TASK DETAILS
Return, word for word, every line that follows.

--- MATERIAL TO PROCESS ---

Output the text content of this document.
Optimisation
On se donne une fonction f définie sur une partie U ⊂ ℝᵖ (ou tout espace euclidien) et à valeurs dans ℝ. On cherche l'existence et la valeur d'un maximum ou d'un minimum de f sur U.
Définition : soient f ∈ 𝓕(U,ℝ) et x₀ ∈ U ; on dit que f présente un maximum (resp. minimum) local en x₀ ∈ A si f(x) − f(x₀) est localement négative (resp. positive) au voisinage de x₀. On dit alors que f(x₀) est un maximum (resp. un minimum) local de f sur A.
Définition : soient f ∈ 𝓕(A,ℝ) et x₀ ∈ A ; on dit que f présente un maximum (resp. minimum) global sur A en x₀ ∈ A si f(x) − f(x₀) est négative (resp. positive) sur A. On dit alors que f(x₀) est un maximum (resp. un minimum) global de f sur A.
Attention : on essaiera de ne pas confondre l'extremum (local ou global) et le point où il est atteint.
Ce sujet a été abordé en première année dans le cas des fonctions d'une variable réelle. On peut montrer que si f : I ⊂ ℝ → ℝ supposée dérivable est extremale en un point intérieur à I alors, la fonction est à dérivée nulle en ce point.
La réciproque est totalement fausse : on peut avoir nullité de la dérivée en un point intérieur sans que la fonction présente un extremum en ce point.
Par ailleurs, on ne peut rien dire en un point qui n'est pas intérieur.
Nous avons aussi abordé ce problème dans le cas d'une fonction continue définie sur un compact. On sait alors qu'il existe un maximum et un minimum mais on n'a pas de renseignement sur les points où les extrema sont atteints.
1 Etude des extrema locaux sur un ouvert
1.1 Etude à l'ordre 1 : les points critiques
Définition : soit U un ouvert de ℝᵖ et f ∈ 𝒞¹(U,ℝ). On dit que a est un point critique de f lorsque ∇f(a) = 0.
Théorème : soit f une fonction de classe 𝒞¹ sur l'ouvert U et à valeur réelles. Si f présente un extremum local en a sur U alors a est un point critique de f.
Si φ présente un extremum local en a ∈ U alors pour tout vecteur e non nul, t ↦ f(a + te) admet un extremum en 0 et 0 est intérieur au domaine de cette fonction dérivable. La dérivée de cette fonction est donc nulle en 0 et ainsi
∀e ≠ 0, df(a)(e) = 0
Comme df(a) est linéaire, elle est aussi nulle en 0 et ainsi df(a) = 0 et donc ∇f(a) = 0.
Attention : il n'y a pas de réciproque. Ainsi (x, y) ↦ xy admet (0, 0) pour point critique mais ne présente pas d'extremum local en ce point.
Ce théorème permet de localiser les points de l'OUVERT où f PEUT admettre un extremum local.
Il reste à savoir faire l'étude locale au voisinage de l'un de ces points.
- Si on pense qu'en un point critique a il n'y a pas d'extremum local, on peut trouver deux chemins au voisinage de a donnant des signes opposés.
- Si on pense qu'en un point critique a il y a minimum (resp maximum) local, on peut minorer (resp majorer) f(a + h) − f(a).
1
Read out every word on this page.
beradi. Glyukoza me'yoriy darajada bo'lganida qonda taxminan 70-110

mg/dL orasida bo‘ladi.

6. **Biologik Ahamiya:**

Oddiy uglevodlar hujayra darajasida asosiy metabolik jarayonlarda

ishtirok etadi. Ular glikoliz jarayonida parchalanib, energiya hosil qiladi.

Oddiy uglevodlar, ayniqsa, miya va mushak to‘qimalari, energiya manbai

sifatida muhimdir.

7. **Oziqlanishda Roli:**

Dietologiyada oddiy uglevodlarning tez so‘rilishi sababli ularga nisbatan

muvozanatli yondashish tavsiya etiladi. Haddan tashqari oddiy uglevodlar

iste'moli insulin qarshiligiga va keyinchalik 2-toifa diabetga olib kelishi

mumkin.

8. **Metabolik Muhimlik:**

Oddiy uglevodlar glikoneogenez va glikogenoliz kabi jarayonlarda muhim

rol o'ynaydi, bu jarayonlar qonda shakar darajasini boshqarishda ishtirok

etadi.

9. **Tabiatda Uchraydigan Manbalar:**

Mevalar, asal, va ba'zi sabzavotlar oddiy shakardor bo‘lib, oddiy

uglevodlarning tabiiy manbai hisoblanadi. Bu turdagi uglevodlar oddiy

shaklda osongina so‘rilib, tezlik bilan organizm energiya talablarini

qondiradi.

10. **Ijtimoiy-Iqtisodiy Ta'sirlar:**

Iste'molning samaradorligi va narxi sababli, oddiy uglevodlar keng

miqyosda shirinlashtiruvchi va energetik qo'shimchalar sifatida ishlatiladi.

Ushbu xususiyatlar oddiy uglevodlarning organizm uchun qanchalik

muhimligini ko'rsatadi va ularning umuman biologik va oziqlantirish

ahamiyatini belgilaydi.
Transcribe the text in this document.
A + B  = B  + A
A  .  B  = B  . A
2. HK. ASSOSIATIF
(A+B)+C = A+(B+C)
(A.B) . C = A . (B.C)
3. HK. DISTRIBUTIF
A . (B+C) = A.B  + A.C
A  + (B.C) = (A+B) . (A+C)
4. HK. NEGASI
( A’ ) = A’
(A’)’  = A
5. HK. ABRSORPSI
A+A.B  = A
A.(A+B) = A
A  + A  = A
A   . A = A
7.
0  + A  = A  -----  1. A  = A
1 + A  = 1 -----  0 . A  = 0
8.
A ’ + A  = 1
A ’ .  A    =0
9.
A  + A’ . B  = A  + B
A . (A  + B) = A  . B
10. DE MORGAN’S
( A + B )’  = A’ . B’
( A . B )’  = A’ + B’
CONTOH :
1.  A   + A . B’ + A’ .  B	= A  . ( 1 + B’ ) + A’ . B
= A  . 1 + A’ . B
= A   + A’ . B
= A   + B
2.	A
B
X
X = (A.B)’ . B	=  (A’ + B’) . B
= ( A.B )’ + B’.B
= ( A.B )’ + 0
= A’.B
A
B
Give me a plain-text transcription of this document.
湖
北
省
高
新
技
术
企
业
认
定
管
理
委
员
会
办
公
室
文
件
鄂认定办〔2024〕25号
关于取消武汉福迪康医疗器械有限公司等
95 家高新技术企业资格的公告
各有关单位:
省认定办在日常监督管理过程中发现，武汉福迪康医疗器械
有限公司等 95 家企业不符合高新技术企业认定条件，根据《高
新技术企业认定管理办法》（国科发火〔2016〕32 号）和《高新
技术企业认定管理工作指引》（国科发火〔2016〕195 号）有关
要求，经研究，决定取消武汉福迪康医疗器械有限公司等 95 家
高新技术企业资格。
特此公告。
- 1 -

---

TASK OUTPUT
Output the text content of this document.
Optimisation
On se donne une fonction f définie sur une partie U ⊂ ℝᵖ (ou tout espace euclidien) et à valeurs dans ℝ. On cherche l'existence et la valeur d'un maximum ou d'un minimum de f sur U.
Définition : soient f ∈ 𝓕(U,ℝ) et x₀ ∈ U ; on dit que f présente un maximum (resp. minimum) local en x₀ ∈ A si f(x) − f(x₀) est localement négative (resp. positive) au voisinage de x₀. On dit alors que f(x₀) est un maximum (resp. un minimum) local de f sur A.
Définition : soient f ∈ 𝓕(A,ℝ) et x₀ ∈ A ; on dit que f présente un maximum (resp. minimum) global sur A en x₀ ∈ A si f(x) − f(x₀) est négative (resp. positive) sur A. On dit alors que f(x₀) est un maximum (resp. un minimum) global de f sur A.
Attention : on essaiera de ne pas confondre l'extremum (local ou global) et le point où il est atteint.
Ce sujet a été abordé en première année dans le cas des fonctions d'une variable réelle. On peut montrer que si f : I ⊂ ℝ → ℝ supposée dérivable est extremale en un point intérieur à I alors, la fonction est à dérivée nulle en ce point.
La réciproque est totalement fausse : on peut avoir nullité de la dérivée en un point intérieur sans que la fonction présente un extremum en ce point.
Par ailleurs, on ne peut rien dire en un point qui n'est pas intérieur.
Nous avons aussi abordé ce problème dans le cas d'une fonction continue définie sur un compact. On sait alors qu'il existe un maximum et un minimum mais on n'a pas de renseignement sur les points où les extrema sont atteints.
1 Etude des extrema locaux sur un ouvert
1.1 Etude à l'ordre 1 : les points critiques
Définition : soit U un ouvert de ℝᵖ et f ∈ 𝒞¹(U,ℝ). On dit que a est un point critique de f lorsque ∇f(a) = 0.
Théorème : soit f une fonction de classe 𝒞¹ sur l'ouvert U et à valeur réelles. Si f présente un extremum local en a sur U alors a est un point critique de f.
Si φ présente un extremum local en a ∈ U alors pour tout vecteur e non nul, t ↦ f(a + te) admet un extremum en 0 et 0 est intérieur au domaine de cette fonction dérivable. La dérivée de cette fonction est donc nulle en 0 et ainsi
∀e ≠ 0, df(a)(e) = 0
Comme df(a) est linéaire, elle est aussi nulle en 0 et ainsi df(a) = 0 et donc ∇f(a) = 0.
Attention : il n'y a pas de réciproque. Ainsi (x, y) ↦ xy admet (0, 0) pour point critique mais ne présente pas d'extremum local en ce point.
Ce théorème permet de localiser les points de l'OUVERT où f PEUT admettre un extremum local.
Il reste à savoir faire l'étude locale au voisinage de l'un de ces points.
- Si on pense qu'en un point critique a il n'y a pas d'extremum local, on peut trouver deux chemins au voisinage de a donnant des signes opposés.
- Si on pense qu'en un point critique a il y a minimum (resp maximum) local, on peut minorer (resp majorer) f(a + h) − f(a).
1
Read out every word on this page.
beradi. Glyukoza me'yoriy darajada bo'lganida qonda taxminan 70-110

mg/dL orasida bo‘ladi.

6. **Biologik Ahamiya:**

Oddiy uglevodlar hujayra darajasida asosiy metabolik jarayonlarda

ishtirok etadi. Ular glikoliz jarayonida parchalanib, energiya hosil qiladi.

Oddiy uglevodlar, ayniqsa, miya va mushak to‘qimalari, energiya manbai

sifatida muhimdir.

7. **Oziqlanishda Roli:**

Dietologiyada oddiy uglevodlarning tez so‘rilishi sababli ularga nisbatan

muvozanatli yondashish tavsiya etiladi. Haddan tashqari oddiy uglevodlar

iste'moli insulin qarshiligiga va keyinchalik 2-toifa diabetga olib kelishi

mumkin.

8. **Metabolik Muhimlik:**

Oddiy uglevodlar glikoneogenez va glikogenoliz kabi jarayonlarda muhim

rol o'ynaydi, bu jarayonlar qonda shakar darajasini boshqarishda ishtirok

etadi.

9. **Tabiatda Uchraydigan Manbalar:**

Mevalar, asal, va ba'zi sabzavotlar oddiy shakardor bo‘lib, oddiy

uglevodlarning tabiiy manbai hisoblanadi. Bu turdagi uglevodlar oddiy

shaklda osongina so‘rilib, tezlik bilan organizm energiya talablarini

qondiradi.

10. **Ijtimoiy-Iqtisodiy Ta'sirlar:**

Iste'molning samaradorligi va narxi sababli, oddiy uglevodlar keng

miqyosda shirinlashtiruvchi va energetik qo'shimchalar sifatida ishlatiladi.

Ushbu xususiyatlar oddiy uglevodlarning organizm uchun qanchalik

muhimligini ko'rsatadi va ularning umuman biologik va oziqlantirish

ahamiyatini belgilaydi.
Transcribe the text in this document.
A + B  = B  + A
A  .  B  = B  . A
2. HK. ASSOSIATIF
(A+B)+C = A+(B+C)
(A.B) . C = A . (B.C)
3. HK. DISTRIBUTIF
A . (B+C) = A.B  + A.C
A  + (B.C) = (A+B) . (A+C)
4. HK. NEGASI
( A’ ) = A’
(A’)’  = A
5. HK. ABRSORPSI
A+A.B  = A
A.(A+B) = A
A  + A  = A
A   . A = A
7.
0  + A  = A  -----  1. A  = A
1 + A  = 1 -----  0 . A  = 0
8.
A ’ + A  = 1
A ’ .  A    =0
9.
A  + A’ . B  = A  + B
A . (A  + B) = A  . B
10. DE MORGAN’S
( A + B )’  = A’ . B’
( A . B )’  = A’ + B’
CONTOH :
1.  A   + A . B’ + A’ .  B	= A  . ( 1 + B’ ) + A’ . B
= A  . 1 + A’ . B
= A   + A’ . B
= A   + B
2.	A
B
X
X = (A.B)’ . B	=  (A’ + B’) . B
= ( A.B )’ + B’.B
= ( A.B )’ + 0
= A’.B
A
B
Give me a plain-text transcription of this document.
湖
北
省
高
新
技
术
企
业
认
定
管
理
委
员
会
办
公
室
文
件
鄂认定办〔2024〕25号
关于取消武汉福迪康医疗器械有限公司等
95 家高新技术企业资格的公告
各有关单位:
省认定办在日常监督管理过程中发现，武汉福迪康医疗器械
有限公司等 95 家企业不符合高新技术企业认定条件，根据《高
新技术企业认定管理办法》（国科发火〔2016〕32 号）和《高新
技术企业认定管理工作指引》（国科发火〔2016〕195 号）有关
要求，经研究，决定取消武汉福迪康医疗器械有限公司等 95 家
高新技术企业资格。
特此公告。
- 1 -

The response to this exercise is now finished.